* _What you have to do_
Reproduce the passage about the Sahitya Akademi word for word, from "special awards called" to "OF LETTERS (SHAME)!!!!".

What were the objectives of the setting of
this Akademi?
Sahitya Akademi was established (National
Academy of Letters to be called Sahitya Akademi) by Government of India
resolution No F-6-4/51G2(A) dated December 1952 "to set high literary
standards, to foster and co-ordinate literary activities in all the Indian
languages and to promote through them all the cultural unity of the country; to
promote good taste and healthy reading habits, to keep alive the intimate
dialogue among the various linguistic and literary zones and groups through
seminars, lectures, symposia, discussions, readings and performances, to
increase the pace of mutual translations through workshops and individual
assignments and to develop a serious literary culture through the publications
of journals, monographs, individual creative works of every genre, anthologies,
encyclopedias, dictionaries, bibliographies, who's who of writers and histories
of literature."
The Akademi boasts of publishing "one
book every thirty hours" and holding "at least thirty seminars every
year" at regional, national, and international levels, " along with
the workshops and literary gatherings-about two hundred in number per
year".
The Akademi recognises " Besides the
twenty-two languages enumerated in the Constitution of India", English and
Rajasthani as languages. Sahitya Akademi has constituted twenty-four language
Advisory Boards "to render advice for implementing literary programmes in
these 24 languages".
The Akademi gives prizes in twenty-four
languages recognised by it for original and translated works. It gives "
special awards called Bhasha Samman to a significant contribution to the
languages not formally recognized by the Akademi as also for contribution to
classical and medieval literature"; "It has also a system of electing
eminent writers as Fellows and Honorary Fellows and has also established a
fellowship in the names of Dr Anand Coomaraswamy and Premchand".
FESTIVAL OF LETTERS (SHAME)!!!!
In February every year, Sahitya Akademi
"holds a week-long Festival of Letters; It begins with the ceremony to
present the Akademi's Annual Awards for creative writing".
In February every year, there is a need to
examine whether Sahitya Akademi is fulfilling its objective and whether Sahitya
Akademi is aware of the rich cultural and linguistic variety prevalent in
India.
On scrutiny it is revealed that Sahitya
Akademi believes in "forced standardisation of culture through a
bulldozing of levels and attitudes" and it is not "conscious of the
deep inner cultural, spiritual, historical and experiential links that unify
India's diverse manifestations of literature".

[Stored items]
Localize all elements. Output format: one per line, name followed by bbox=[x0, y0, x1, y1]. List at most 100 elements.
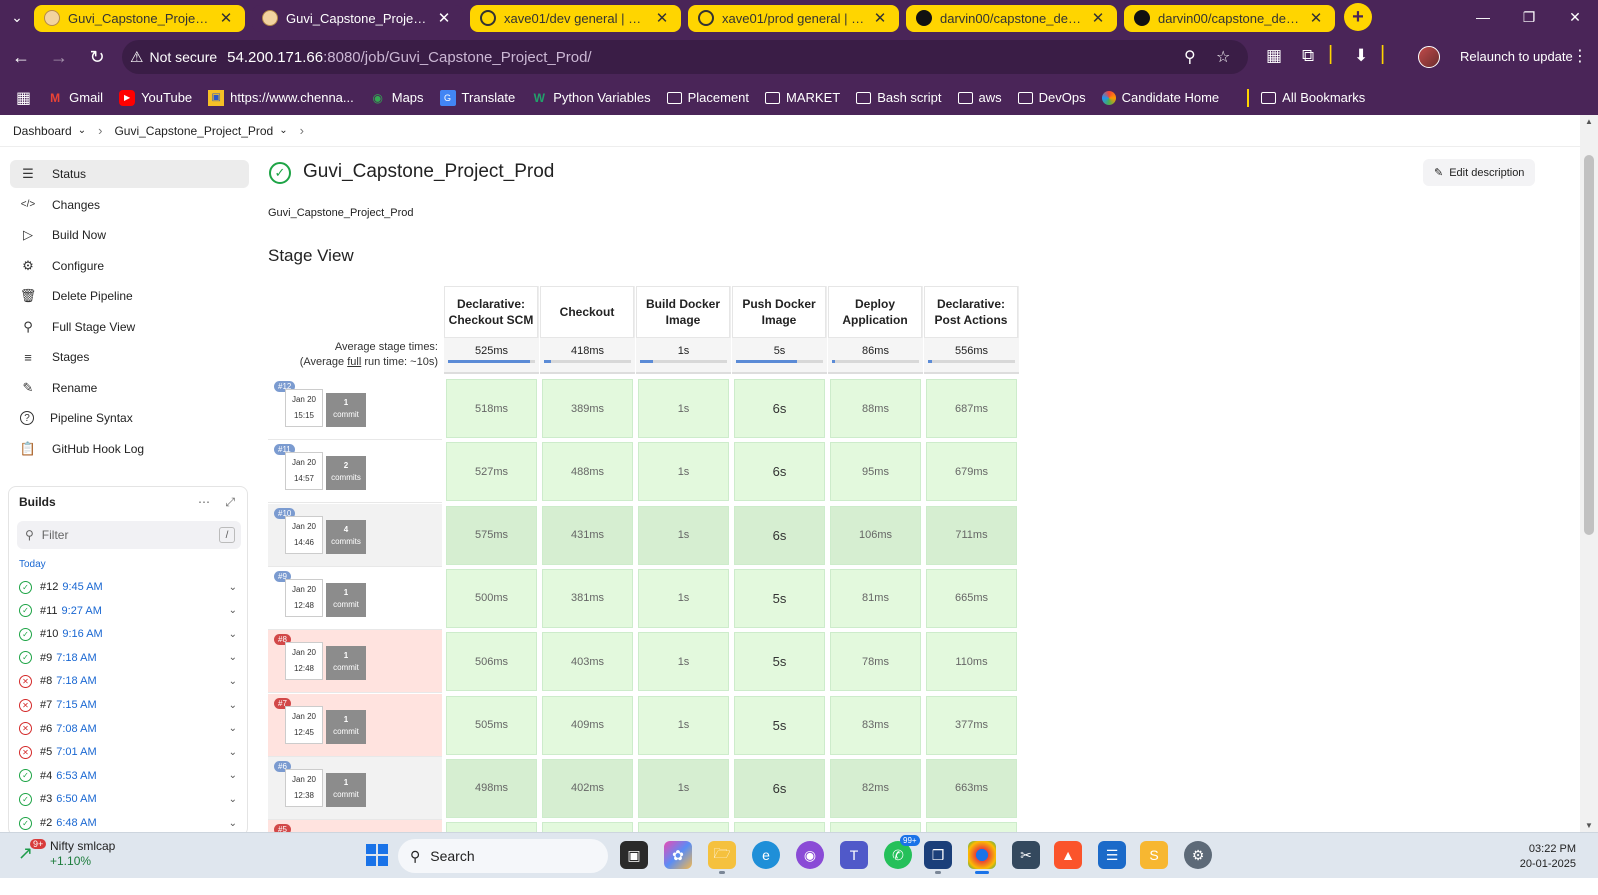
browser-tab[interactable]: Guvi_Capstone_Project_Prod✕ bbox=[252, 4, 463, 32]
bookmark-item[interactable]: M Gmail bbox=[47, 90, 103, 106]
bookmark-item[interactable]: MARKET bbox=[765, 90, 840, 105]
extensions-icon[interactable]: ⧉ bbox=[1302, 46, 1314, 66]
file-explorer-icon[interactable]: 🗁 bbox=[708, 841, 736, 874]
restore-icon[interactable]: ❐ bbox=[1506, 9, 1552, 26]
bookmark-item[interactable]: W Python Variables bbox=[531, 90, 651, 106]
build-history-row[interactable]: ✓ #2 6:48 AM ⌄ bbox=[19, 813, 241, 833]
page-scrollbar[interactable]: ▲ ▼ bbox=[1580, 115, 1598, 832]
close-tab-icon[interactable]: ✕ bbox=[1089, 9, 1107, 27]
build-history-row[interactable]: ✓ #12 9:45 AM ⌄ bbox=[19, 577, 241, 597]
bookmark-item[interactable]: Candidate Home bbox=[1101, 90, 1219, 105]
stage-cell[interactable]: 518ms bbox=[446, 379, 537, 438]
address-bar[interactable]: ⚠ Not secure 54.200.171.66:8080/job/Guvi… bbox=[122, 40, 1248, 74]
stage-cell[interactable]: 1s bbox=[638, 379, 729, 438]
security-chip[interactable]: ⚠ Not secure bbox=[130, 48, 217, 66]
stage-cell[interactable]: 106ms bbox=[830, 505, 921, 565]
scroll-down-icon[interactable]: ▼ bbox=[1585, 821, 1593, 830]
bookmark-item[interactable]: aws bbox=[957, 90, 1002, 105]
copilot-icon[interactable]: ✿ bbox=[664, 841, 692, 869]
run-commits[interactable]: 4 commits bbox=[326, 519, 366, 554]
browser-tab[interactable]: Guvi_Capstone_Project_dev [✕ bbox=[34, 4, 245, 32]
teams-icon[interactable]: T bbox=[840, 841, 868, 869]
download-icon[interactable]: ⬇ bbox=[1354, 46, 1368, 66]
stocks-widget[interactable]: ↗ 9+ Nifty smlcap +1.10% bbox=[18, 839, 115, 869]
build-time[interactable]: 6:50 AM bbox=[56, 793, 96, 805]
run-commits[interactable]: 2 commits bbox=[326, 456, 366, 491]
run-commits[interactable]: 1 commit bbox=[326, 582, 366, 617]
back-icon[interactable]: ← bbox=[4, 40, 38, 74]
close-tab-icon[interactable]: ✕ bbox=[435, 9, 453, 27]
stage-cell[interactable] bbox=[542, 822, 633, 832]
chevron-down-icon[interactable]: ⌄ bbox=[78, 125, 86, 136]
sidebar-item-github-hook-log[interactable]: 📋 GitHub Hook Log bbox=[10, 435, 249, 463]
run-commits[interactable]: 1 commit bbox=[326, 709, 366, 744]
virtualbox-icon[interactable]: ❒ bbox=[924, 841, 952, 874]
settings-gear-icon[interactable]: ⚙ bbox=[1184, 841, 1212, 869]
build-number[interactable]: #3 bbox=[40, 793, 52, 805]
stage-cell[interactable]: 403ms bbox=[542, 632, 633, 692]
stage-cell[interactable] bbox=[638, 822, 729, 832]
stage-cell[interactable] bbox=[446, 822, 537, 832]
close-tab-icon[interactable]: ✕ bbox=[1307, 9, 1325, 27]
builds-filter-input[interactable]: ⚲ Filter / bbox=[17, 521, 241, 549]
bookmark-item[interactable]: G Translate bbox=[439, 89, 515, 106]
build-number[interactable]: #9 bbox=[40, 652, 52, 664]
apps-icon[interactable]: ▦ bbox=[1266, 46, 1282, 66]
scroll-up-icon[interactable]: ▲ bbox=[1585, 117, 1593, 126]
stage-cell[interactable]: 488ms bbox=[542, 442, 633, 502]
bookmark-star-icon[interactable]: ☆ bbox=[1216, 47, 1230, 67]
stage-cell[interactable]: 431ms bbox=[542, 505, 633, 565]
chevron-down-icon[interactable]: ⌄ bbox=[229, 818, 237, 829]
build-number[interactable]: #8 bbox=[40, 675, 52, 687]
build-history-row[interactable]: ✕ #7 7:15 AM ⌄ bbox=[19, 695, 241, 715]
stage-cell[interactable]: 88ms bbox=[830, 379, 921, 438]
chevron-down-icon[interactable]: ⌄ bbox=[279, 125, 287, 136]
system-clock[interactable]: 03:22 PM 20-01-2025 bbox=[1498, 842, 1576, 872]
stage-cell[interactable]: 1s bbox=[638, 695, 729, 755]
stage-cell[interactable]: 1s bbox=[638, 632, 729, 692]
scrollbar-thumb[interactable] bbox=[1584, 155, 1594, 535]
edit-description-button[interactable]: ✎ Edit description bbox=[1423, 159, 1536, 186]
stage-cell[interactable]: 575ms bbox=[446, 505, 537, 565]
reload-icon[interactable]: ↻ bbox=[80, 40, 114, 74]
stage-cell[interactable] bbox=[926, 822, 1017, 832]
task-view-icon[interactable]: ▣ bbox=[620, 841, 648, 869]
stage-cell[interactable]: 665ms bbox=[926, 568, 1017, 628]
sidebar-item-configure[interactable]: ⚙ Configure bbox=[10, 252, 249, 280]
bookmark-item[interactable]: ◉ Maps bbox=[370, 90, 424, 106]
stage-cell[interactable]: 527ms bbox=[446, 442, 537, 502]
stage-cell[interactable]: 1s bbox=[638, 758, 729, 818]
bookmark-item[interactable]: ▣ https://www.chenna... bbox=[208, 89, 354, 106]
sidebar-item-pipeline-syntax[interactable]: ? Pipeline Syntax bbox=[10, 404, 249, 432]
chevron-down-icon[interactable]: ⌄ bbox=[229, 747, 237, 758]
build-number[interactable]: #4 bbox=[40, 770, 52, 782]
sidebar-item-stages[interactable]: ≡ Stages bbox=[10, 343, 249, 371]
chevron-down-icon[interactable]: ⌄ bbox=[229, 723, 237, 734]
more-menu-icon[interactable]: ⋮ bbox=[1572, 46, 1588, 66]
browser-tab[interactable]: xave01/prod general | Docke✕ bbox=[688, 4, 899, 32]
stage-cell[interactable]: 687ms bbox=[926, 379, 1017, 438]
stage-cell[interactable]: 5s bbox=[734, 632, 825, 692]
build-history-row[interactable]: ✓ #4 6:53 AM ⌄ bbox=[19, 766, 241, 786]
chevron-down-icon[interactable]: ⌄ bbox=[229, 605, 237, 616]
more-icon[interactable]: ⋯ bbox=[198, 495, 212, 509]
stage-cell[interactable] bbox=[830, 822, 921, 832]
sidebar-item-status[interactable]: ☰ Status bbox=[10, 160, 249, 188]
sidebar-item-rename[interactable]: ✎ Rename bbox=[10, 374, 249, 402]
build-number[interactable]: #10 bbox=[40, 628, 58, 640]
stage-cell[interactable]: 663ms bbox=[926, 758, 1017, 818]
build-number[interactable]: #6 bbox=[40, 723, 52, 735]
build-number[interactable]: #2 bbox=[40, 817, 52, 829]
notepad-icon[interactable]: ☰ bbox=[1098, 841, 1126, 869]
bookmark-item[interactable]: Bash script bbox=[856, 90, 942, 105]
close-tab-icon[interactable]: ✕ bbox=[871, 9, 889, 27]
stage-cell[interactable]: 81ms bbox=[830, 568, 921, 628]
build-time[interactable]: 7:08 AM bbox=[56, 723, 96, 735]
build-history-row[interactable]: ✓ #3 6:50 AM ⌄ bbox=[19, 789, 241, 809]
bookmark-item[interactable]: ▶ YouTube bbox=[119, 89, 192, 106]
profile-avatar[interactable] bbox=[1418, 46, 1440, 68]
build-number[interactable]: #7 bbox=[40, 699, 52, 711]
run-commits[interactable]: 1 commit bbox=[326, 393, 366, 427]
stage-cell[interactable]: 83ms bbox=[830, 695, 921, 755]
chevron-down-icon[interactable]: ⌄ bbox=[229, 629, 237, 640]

* _The completed task_
special awards called Bhasha Samman to a significant contribution to the
languages not formally recognized by the Akademi as also for contribution to
classical and medieval literature"; "It has also a system of electing
eminent writers as Fellows and Honorary Fellows and has also established a
fellowship in the names of Dr Anand Coomaraswamy and Premchand".
FESTIVAL OF LETTERS (SHAME)!!!!